## What the exercise asks
Which lines in the records below contain the word "Interés"? Copy each one out.
======== Provided records ========
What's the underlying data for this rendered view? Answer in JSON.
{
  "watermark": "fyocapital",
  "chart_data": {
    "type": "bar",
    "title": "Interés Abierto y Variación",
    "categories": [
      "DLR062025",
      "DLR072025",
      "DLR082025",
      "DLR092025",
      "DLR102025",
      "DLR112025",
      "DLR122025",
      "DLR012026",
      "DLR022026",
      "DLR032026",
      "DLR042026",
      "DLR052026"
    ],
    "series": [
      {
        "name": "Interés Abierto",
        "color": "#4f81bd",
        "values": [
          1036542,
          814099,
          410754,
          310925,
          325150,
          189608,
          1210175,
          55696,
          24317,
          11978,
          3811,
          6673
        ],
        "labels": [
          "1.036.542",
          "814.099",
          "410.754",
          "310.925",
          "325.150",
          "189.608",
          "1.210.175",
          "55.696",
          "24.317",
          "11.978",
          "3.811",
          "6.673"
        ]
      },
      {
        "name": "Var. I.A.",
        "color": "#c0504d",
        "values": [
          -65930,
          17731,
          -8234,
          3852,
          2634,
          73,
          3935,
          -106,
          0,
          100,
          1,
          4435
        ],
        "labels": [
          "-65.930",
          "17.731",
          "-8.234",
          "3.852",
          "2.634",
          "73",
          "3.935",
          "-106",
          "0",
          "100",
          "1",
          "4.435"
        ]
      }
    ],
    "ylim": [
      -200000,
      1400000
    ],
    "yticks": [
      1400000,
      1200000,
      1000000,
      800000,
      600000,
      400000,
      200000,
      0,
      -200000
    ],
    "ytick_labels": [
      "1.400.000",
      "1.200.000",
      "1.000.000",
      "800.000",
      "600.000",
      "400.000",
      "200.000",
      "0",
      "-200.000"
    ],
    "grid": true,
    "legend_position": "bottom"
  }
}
========
## Task output
    "title": "Interés Abierto y Variación",
        "name": "Interés Abierto",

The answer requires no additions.